*Extracted entries*

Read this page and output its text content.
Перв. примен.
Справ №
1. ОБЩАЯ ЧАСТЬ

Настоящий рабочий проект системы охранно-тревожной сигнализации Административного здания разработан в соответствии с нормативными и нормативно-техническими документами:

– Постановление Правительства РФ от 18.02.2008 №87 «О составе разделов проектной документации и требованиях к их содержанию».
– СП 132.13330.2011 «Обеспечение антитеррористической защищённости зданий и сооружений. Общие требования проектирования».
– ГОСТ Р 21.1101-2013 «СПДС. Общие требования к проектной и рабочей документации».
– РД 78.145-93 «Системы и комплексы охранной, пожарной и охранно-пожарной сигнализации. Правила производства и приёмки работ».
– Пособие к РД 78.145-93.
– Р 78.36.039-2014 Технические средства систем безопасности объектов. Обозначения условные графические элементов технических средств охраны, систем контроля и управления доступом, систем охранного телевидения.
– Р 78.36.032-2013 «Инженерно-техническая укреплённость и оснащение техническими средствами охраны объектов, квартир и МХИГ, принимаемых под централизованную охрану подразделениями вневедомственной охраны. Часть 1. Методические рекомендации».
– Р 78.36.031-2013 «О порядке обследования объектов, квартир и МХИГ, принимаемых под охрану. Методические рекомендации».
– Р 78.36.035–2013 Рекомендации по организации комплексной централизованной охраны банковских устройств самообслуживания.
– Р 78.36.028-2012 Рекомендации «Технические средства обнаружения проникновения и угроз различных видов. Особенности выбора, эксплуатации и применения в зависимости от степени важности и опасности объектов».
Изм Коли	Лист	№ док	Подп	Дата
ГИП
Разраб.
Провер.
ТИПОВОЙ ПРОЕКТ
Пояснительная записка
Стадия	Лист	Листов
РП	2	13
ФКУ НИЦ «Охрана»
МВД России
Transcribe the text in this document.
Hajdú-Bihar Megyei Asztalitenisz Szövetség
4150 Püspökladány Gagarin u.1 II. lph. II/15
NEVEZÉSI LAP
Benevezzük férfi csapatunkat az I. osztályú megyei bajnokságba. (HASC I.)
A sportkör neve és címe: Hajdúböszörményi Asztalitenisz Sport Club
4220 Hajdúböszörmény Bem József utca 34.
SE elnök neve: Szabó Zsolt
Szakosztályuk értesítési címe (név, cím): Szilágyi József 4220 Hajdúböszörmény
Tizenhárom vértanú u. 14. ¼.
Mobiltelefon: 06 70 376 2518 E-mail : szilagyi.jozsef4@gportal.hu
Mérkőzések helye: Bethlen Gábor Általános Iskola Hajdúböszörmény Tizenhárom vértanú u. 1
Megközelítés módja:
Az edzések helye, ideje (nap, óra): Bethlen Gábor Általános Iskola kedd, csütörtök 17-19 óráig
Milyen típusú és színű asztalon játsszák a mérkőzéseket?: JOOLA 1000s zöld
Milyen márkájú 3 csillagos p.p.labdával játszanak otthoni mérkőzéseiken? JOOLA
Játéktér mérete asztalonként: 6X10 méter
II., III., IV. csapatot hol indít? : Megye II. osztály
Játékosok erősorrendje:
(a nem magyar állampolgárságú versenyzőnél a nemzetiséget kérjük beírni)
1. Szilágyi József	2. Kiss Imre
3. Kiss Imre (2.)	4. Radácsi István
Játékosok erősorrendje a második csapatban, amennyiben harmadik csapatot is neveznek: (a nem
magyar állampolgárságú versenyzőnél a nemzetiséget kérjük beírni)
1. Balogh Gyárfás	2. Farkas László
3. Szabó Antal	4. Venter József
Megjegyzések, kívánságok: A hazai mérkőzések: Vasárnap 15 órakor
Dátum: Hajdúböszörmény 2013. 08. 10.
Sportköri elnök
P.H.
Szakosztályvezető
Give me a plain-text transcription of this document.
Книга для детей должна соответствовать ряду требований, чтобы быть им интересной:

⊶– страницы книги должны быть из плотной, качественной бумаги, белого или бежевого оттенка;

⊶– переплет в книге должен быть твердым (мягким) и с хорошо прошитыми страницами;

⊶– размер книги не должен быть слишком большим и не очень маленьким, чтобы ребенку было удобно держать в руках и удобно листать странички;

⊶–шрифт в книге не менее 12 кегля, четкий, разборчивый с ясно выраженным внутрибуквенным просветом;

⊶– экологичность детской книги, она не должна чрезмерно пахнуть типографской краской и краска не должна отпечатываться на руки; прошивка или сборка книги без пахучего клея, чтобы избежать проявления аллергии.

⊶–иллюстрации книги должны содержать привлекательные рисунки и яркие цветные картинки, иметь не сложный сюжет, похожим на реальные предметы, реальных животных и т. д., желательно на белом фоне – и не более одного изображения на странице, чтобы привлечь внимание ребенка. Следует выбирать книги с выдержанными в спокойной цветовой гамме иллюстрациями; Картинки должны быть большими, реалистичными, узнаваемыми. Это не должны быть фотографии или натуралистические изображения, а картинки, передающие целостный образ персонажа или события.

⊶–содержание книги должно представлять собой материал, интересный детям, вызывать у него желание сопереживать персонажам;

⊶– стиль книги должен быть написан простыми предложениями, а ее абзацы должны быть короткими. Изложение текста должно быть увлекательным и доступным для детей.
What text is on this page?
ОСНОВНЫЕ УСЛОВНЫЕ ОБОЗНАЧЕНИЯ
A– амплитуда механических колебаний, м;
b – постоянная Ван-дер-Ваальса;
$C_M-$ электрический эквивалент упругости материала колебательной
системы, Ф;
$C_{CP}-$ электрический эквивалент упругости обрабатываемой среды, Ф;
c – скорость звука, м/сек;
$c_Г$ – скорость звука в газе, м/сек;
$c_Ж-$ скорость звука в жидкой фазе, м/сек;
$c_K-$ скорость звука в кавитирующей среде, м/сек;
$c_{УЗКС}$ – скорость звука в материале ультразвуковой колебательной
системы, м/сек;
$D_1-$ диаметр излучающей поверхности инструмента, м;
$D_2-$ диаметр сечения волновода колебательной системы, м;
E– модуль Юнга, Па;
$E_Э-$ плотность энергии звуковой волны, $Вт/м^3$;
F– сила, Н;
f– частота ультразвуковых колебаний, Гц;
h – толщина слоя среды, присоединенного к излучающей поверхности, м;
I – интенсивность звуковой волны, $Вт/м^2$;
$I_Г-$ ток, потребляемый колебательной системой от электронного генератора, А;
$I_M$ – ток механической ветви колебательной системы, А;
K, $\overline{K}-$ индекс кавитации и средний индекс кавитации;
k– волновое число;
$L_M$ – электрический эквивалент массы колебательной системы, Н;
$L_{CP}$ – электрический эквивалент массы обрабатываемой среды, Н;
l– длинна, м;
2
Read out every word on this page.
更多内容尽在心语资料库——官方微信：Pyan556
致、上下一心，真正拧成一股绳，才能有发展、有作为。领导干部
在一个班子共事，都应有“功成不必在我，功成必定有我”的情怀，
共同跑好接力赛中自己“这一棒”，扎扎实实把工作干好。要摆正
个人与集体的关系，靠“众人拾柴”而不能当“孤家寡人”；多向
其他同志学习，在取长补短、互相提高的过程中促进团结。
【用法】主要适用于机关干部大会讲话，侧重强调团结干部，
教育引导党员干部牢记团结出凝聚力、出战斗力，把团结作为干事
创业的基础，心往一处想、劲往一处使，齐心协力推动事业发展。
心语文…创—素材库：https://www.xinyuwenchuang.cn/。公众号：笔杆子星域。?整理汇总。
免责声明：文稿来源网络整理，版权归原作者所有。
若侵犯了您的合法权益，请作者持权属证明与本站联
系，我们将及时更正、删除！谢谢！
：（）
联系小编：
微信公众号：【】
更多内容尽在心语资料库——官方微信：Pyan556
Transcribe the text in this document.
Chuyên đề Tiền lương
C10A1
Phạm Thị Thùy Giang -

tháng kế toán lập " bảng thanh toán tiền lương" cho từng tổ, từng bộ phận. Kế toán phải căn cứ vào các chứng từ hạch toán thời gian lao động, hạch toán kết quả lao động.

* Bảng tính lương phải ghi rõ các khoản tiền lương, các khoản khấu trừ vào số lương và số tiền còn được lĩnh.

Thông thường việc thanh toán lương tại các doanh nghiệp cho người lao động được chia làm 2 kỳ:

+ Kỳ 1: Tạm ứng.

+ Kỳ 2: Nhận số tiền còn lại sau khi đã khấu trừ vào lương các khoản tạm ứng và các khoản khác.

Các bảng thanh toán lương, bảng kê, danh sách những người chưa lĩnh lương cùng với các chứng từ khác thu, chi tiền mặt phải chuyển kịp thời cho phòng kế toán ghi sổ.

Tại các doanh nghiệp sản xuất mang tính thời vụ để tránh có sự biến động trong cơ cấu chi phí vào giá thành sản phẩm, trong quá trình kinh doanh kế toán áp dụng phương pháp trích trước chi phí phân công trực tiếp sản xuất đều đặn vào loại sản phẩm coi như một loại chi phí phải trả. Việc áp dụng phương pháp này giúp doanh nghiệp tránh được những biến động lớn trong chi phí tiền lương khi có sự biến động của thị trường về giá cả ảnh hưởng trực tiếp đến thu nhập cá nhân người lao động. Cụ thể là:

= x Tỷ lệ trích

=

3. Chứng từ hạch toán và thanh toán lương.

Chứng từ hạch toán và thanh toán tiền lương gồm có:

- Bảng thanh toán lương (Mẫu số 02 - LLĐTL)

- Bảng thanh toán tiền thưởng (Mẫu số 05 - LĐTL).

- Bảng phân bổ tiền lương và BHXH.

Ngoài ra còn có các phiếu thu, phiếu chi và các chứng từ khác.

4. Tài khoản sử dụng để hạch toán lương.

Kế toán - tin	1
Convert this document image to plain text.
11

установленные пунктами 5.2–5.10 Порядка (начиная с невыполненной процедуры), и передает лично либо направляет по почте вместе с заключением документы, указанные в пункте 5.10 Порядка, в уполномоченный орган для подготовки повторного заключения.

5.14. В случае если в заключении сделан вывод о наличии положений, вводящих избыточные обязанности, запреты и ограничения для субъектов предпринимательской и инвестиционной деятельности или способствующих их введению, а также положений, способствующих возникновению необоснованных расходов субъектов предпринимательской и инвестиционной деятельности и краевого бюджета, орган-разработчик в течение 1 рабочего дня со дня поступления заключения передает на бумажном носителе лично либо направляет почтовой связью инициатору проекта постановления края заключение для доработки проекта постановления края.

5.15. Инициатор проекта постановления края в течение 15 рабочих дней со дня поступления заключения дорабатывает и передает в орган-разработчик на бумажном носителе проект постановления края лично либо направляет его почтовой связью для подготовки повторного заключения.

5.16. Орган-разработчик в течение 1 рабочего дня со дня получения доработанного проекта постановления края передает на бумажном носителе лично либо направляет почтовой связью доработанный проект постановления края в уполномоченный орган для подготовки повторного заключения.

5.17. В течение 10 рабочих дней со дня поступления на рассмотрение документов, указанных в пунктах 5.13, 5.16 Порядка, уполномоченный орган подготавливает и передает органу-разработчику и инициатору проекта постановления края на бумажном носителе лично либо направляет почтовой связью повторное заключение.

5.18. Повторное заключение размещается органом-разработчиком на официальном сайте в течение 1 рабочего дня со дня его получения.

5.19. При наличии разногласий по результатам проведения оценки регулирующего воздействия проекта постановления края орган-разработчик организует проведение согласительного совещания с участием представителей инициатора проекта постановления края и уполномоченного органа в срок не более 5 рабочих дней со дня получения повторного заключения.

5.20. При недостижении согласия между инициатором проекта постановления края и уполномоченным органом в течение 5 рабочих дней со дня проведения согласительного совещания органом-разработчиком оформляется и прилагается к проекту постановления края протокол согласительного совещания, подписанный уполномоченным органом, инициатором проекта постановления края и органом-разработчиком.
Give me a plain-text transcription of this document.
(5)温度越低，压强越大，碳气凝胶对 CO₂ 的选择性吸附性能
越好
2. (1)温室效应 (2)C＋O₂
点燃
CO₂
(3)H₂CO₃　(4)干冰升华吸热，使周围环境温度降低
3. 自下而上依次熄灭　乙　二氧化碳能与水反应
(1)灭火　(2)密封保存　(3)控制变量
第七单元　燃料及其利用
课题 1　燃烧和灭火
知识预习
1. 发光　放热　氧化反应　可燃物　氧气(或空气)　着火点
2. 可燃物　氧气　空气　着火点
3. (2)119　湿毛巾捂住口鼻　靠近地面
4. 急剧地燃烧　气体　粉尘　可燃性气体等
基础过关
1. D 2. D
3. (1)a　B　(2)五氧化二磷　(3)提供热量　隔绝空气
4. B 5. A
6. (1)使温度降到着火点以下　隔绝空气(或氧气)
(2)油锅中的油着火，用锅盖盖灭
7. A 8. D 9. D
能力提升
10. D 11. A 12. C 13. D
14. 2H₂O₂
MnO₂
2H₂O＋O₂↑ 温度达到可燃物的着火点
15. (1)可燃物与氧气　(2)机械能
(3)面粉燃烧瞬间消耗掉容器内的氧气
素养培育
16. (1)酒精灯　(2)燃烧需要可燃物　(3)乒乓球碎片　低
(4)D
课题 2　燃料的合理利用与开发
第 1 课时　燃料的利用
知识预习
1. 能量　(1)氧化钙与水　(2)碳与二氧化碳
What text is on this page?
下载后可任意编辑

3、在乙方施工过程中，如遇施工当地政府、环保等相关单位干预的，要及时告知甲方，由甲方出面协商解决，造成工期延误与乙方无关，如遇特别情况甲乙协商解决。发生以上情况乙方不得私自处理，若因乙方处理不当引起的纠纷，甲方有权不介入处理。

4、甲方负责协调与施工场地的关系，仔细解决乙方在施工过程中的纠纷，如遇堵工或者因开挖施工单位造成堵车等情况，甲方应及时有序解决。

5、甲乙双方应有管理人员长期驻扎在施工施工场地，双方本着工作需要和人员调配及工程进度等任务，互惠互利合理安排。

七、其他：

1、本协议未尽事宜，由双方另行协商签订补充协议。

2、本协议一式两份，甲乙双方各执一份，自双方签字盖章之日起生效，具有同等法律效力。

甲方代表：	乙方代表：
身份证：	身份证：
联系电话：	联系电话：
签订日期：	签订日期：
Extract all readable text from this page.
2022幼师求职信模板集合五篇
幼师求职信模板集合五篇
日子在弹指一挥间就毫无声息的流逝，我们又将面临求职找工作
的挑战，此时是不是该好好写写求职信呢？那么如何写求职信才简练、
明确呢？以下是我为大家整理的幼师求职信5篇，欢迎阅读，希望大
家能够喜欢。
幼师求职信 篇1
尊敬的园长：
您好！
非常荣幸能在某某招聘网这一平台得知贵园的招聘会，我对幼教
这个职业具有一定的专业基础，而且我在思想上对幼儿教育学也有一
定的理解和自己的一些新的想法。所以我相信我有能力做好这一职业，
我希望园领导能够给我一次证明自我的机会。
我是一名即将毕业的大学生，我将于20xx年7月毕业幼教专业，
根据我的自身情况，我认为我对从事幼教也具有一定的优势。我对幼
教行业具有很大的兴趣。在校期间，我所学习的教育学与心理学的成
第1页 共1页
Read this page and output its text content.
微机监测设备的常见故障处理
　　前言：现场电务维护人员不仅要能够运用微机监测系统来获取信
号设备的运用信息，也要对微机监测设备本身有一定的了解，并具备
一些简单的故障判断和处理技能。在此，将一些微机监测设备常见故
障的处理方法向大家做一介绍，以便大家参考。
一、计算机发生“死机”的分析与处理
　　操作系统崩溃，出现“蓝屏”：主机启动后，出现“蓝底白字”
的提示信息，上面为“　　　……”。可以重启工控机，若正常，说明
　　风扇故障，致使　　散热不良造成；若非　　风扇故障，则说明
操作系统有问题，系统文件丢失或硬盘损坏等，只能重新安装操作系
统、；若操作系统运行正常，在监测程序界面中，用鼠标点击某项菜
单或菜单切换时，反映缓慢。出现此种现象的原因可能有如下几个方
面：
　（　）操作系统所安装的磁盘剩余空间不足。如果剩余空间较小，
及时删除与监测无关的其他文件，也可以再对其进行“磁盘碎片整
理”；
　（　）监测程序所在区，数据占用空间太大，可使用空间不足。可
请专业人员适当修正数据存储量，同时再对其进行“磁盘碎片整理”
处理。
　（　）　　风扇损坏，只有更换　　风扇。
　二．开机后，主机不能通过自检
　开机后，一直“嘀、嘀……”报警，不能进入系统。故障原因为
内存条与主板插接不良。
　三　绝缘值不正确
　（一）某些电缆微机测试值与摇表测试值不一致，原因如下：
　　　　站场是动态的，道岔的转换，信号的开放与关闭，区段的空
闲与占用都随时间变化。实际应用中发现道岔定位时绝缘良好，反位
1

*Short problem*
Which lines hold the word "hạch"? Return all of them from the records above.

*Output of the task*
tháng kế toán lập " bảng thanh toán tiền lương" cho từng tổ, từng bộ phận. Kế toán phải căn cứ vào các chứng từ hạch toán thời gian lao động, hạch toán kết quả lao động.
3. Chứng từ hạch toán và thanh toán lương.
Chứng từ hạch toán và thanh toán tiền lương gồm có:
4. Tài khoản sử dụng để hạch toán lương.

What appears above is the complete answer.